Job: Without the pictures, return all of the material exactly as written.

Available data:
+--

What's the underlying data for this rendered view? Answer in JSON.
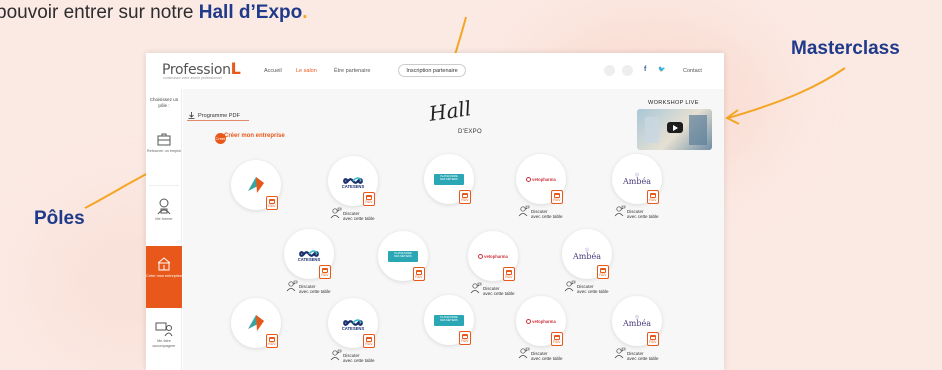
{
  "caption": {
    "prefix": "pouvoir entrer sur notre ",
    "highlight": "Hall d’Expo",
    "suffix": "."
  },
  "callouts": {
    "masterclass": "Masterclass",
    "poles": "Pôles"
  },
  "site": {
    "logo_text": "Profession",
    "logo_letter": "L",
    "logo_tagline": "construisez votre avenir professionnel",
    "nav": [
      "Accueil",
      "Le salon",
      "Être partenaire"
    ],
    "nav_active_index": 1,
    "nav_button": "Inscription partenaire",
    "social": {
      "facebook": "f",
      "twitter": "🐦"
    },
    "contact": "Contact",
    "accent_color": "#e8581a"
  },
  "sidebar": {
    "title": "Choisissez un pôle :",
    "poles": [
      {
        "label": "Retrouver un emploi",
        "icon": "briefcase-icon"
      },
      {
        "label": "Me former",
        "icon": "student-icon"
      },
      {
        "label": "Créer mon entreprise",
        "icon": "building-icon",
        "active": true
      },
      {
        "label": "Me faire accompagner",
        "icon": "advisor-icon"
      }
    ]
  },
  "main": {
    "programme_pdf": "Programme PDF",
    "create_badge": "Créer",
    "create_label": "Créer mon entreprise",
    "hall_script": "Hall",
    "hall_expo": "D'EXPO",
    "workshop_title": "WORKSHOP LIVE",
    "rdv_label": "RDV",
    "discuss_label": [
      "Discuter",
      "avec cette table"
    ],
    "brands": {
      "catesens": "CATESENS",
      "teal_line1": "PLATEFORME",
      "teal_line2": "DES MÉTIERS",
      "vet": "vetopharma",
      "ambea": "Ambéa",
      "ambea_sub": "®"
    }
  }
}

+--

Written response:
What's the underlying data for this rendered view? Answer in JSON.
{
  "caption": {
    "prefix": "pouvoir entrer sur notre ",
    "highlight": "Hall d’Expo",
    "suffix": "."
  },
  "callouts": {
    "masterclass": "Masterclass",
    "poles": "Pôles"
  },
  "site": {
    "logo_text": "Profession",
    "logo_letter": "L",
    "logo_tagline": "construisez votre avenir professionnel",
    "nav": [
      "Accueil",
      "Le salon",
      "Être partenaire"
    ],
    "nav_active_index": 1,
    "nav_button": "Inscription partenaire",
    "social": {
      "facebook": "f",
      "twitter": "🐦"
    },
    "contact": "Contact",
    "accent_color": "#e8581a"
  },
  "sidebar": {
    "title": "Choisissez un pôle :",
    "poles": [
      {
        "label": "Retrouver un emploi",
        "icon": "briefcase-icon"
      },
      {
        "label": "Me former",
        "icon": "student-icon"
      },
      {
        "label": "Créer mon entreprise",
        "icon": "building-icon",
        "active": true
      },
      {
        "label": "Me faire accompagner",
        "icon": "advisor-icon"
      }
    ]
  },
  "main": {
    "programme_pdf": "Programme PDF",
    "create_badge": "Créer",
    "create_label": "Créer mon entreprise",
    "hall_script": "Hall",
    "hall_expo": "D'EXPO",
    "workshop_title": "WORKSHOP LIVE",
    "rdv_label": "RDV",
    "discuss_label": [
      "Discuter",
      "avec cette table"
    ],
    "brands": {
      "catesens": "CATESENS",
      "teal_line1": "PLATEFORME",
      "teal_line2": "DES MÉTIERS",
      "vet": "vetopharma",
      "ambea": "Ambéa",
      "ambea_sub": "®"
    }
  }
}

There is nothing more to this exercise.